Material to process:

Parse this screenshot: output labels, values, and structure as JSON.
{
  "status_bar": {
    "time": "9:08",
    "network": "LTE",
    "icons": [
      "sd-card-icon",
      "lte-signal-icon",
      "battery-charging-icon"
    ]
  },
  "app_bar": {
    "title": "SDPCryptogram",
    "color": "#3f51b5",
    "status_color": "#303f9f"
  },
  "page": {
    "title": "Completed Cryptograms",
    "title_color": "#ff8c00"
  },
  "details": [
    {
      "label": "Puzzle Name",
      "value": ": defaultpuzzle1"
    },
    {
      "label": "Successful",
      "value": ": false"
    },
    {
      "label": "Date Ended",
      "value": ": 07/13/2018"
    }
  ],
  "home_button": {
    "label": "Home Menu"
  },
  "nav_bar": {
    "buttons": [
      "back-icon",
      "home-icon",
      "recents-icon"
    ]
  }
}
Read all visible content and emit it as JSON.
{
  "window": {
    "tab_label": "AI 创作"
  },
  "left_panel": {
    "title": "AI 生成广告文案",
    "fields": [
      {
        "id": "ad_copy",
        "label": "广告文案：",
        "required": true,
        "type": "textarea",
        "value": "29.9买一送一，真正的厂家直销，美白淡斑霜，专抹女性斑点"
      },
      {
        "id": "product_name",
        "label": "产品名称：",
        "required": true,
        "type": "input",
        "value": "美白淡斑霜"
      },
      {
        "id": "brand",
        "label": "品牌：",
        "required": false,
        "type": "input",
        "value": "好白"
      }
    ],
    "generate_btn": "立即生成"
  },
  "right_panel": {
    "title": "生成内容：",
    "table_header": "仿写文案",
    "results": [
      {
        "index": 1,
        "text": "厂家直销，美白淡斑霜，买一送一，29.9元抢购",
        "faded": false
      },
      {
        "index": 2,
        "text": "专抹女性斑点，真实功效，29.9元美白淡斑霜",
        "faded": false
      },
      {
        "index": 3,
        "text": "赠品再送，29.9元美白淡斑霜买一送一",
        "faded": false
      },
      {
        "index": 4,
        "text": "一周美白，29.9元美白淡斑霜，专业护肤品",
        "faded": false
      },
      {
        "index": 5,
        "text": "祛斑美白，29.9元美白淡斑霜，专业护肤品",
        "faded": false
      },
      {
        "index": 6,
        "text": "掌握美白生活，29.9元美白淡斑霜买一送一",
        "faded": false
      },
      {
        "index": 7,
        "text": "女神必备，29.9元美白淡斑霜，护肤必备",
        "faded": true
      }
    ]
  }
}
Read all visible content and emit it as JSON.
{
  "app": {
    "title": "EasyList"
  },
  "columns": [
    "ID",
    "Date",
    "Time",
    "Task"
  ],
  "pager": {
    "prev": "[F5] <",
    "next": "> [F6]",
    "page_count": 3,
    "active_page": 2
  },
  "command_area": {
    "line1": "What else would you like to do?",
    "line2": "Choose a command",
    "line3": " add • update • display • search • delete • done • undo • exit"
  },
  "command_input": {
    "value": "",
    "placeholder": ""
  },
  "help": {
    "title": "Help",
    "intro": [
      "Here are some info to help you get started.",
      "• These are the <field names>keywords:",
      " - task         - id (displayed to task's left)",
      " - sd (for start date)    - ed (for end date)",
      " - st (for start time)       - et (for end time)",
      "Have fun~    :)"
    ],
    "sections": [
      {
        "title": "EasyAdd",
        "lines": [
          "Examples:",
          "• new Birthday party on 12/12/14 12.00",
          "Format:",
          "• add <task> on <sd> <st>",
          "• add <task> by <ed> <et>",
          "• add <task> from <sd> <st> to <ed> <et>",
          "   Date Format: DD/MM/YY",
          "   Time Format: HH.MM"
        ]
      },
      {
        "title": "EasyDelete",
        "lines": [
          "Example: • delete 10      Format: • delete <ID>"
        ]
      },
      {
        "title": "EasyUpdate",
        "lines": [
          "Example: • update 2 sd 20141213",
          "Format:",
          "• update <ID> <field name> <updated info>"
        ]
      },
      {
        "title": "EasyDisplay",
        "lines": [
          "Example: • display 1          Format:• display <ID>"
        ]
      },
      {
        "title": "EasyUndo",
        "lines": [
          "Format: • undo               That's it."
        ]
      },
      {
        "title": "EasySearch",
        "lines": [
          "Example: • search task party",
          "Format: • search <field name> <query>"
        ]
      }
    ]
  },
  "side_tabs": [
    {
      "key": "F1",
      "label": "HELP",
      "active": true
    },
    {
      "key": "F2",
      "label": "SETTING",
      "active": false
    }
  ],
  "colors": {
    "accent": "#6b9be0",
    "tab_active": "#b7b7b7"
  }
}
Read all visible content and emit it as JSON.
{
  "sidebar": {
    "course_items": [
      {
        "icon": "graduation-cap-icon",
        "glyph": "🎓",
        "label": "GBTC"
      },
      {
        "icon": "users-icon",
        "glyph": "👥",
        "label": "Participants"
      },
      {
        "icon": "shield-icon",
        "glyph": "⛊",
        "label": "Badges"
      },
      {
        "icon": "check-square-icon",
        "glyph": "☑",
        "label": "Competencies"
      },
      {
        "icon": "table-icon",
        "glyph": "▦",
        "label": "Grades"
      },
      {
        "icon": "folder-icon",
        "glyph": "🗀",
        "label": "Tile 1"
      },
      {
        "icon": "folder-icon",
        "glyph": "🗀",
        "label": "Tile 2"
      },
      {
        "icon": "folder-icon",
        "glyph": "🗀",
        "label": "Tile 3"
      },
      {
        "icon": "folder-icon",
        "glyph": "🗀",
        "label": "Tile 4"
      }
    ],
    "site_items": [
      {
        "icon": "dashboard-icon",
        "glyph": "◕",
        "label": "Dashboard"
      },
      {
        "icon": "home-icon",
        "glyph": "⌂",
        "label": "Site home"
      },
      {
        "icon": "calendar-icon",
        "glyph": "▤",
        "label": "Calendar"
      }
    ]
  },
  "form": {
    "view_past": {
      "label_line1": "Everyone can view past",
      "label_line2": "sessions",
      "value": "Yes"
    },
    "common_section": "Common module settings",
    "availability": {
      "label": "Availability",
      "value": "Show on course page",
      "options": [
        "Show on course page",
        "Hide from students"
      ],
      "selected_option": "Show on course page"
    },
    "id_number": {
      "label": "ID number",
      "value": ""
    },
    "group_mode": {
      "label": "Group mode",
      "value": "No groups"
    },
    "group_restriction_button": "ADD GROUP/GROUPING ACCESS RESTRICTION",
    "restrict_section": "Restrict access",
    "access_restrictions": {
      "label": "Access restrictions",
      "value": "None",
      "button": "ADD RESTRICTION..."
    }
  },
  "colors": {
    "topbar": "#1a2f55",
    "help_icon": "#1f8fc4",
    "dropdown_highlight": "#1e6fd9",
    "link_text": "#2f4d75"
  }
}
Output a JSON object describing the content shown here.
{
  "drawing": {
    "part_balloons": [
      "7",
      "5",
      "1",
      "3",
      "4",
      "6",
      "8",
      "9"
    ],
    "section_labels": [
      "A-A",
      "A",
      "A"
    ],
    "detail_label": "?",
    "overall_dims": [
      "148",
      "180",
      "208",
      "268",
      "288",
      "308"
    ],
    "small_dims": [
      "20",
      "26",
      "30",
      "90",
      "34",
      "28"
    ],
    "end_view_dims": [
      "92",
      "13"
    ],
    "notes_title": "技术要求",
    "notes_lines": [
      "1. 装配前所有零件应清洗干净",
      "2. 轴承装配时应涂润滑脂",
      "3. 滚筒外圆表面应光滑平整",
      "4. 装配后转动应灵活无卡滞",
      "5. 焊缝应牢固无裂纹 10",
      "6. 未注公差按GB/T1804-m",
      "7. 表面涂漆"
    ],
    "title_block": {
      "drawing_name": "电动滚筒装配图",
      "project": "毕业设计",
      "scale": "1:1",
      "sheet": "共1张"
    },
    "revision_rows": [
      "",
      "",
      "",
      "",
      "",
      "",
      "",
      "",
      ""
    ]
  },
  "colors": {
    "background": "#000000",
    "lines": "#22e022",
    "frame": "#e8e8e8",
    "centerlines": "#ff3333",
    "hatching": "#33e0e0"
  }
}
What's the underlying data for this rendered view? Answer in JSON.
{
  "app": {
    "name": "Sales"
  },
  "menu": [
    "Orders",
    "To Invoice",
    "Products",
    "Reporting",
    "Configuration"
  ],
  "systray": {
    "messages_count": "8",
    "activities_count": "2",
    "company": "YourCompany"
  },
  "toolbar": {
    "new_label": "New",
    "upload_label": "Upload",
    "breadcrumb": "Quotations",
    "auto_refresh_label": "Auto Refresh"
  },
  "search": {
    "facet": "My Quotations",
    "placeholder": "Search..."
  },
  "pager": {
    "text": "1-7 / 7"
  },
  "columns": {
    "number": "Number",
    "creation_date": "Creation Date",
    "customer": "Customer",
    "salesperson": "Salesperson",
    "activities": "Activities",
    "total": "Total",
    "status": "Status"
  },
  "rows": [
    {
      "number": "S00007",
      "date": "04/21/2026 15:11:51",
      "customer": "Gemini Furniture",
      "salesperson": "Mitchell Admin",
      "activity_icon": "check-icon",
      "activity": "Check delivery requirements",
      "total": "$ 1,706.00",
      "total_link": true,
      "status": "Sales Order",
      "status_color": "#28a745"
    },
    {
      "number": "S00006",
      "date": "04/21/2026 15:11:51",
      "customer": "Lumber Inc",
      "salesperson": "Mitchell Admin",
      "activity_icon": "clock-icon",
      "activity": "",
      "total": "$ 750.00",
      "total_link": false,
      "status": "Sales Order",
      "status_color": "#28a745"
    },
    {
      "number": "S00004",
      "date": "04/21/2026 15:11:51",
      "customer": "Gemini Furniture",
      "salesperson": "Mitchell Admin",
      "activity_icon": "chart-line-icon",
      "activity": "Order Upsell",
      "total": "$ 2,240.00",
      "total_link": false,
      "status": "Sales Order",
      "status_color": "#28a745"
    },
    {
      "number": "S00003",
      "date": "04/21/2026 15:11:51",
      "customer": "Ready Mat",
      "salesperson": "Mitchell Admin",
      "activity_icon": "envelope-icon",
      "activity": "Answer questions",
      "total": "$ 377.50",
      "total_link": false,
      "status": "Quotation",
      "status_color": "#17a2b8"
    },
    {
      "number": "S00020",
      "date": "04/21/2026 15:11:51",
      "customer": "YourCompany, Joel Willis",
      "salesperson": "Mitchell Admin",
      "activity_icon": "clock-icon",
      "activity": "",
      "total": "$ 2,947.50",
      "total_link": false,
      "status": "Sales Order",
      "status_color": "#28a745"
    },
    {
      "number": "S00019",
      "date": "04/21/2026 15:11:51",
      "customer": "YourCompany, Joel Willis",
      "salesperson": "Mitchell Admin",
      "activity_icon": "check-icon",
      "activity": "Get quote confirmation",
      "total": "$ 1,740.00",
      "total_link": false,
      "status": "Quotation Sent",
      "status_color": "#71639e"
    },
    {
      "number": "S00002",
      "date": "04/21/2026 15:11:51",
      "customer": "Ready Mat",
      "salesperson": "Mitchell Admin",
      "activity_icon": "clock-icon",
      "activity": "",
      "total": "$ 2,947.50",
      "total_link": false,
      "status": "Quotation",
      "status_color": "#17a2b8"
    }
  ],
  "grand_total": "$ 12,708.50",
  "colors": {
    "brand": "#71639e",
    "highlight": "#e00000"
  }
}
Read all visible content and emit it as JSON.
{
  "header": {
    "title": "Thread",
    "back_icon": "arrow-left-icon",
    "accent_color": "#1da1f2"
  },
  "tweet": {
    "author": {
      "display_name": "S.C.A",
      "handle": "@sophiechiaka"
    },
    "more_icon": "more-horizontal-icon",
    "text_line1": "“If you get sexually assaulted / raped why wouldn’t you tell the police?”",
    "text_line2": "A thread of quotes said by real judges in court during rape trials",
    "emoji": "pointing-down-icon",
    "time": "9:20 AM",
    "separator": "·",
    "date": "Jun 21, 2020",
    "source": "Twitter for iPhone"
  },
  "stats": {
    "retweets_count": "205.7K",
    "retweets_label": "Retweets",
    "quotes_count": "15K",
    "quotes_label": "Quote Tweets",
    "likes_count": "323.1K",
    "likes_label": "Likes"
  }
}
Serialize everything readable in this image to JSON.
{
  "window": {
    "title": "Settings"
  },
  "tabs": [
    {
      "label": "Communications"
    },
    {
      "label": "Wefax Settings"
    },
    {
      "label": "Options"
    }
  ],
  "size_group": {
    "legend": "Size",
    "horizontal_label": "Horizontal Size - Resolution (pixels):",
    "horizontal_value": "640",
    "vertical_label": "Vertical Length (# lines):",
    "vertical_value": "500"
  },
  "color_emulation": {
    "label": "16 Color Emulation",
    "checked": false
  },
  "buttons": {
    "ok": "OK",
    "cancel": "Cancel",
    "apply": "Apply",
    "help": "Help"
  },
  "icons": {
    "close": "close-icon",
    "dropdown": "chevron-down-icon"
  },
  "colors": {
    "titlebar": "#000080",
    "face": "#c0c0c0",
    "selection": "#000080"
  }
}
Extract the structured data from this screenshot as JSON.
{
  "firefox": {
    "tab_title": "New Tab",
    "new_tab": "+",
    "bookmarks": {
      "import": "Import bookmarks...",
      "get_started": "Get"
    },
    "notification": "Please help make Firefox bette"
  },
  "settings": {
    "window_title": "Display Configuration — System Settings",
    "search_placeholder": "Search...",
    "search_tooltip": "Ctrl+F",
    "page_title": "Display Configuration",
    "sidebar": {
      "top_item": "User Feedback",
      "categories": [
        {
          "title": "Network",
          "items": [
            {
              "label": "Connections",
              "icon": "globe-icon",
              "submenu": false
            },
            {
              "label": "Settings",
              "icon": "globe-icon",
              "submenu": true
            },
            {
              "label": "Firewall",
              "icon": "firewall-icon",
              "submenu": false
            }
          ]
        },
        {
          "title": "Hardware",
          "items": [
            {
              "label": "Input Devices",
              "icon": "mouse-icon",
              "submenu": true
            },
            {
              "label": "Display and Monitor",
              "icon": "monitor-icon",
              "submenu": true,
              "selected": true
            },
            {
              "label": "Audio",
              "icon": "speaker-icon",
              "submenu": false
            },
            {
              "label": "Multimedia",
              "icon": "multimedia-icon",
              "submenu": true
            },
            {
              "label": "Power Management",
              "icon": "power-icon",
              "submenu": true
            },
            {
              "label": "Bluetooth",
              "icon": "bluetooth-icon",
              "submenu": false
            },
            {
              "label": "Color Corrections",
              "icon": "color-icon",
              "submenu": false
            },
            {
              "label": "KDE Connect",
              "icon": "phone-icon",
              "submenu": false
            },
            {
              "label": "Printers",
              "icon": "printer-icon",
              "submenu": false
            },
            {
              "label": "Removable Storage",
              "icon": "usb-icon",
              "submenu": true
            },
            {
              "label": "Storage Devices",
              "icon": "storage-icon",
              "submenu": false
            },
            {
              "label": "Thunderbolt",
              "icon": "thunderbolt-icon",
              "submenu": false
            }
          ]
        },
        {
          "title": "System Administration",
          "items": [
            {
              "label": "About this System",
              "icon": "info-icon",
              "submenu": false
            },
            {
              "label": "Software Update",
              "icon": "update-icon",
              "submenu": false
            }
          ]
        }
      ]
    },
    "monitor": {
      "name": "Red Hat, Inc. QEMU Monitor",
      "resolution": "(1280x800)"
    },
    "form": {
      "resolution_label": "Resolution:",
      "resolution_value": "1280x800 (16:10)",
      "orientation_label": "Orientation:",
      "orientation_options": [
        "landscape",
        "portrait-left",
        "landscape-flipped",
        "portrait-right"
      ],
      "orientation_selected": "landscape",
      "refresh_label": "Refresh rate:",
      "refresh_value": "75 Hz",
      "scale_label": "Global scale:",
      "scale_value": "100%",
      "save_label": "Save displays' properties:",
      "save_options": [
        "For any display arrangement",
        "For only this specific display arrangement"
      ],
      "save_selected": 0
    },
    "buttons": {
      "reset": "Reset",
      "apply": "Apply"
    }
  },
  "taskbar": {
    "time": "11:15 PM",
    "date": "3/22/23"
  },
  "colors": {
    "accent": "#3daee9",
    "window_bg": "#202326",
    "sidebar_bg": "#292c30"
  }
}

Exercise objective: Find all lines holding the string "Tile" and copy them.

Completed exercise:
        "label": "Tile 1"
        "label": "Tile 2"
        "label": "Tile 3"
        "label": "Tile 4"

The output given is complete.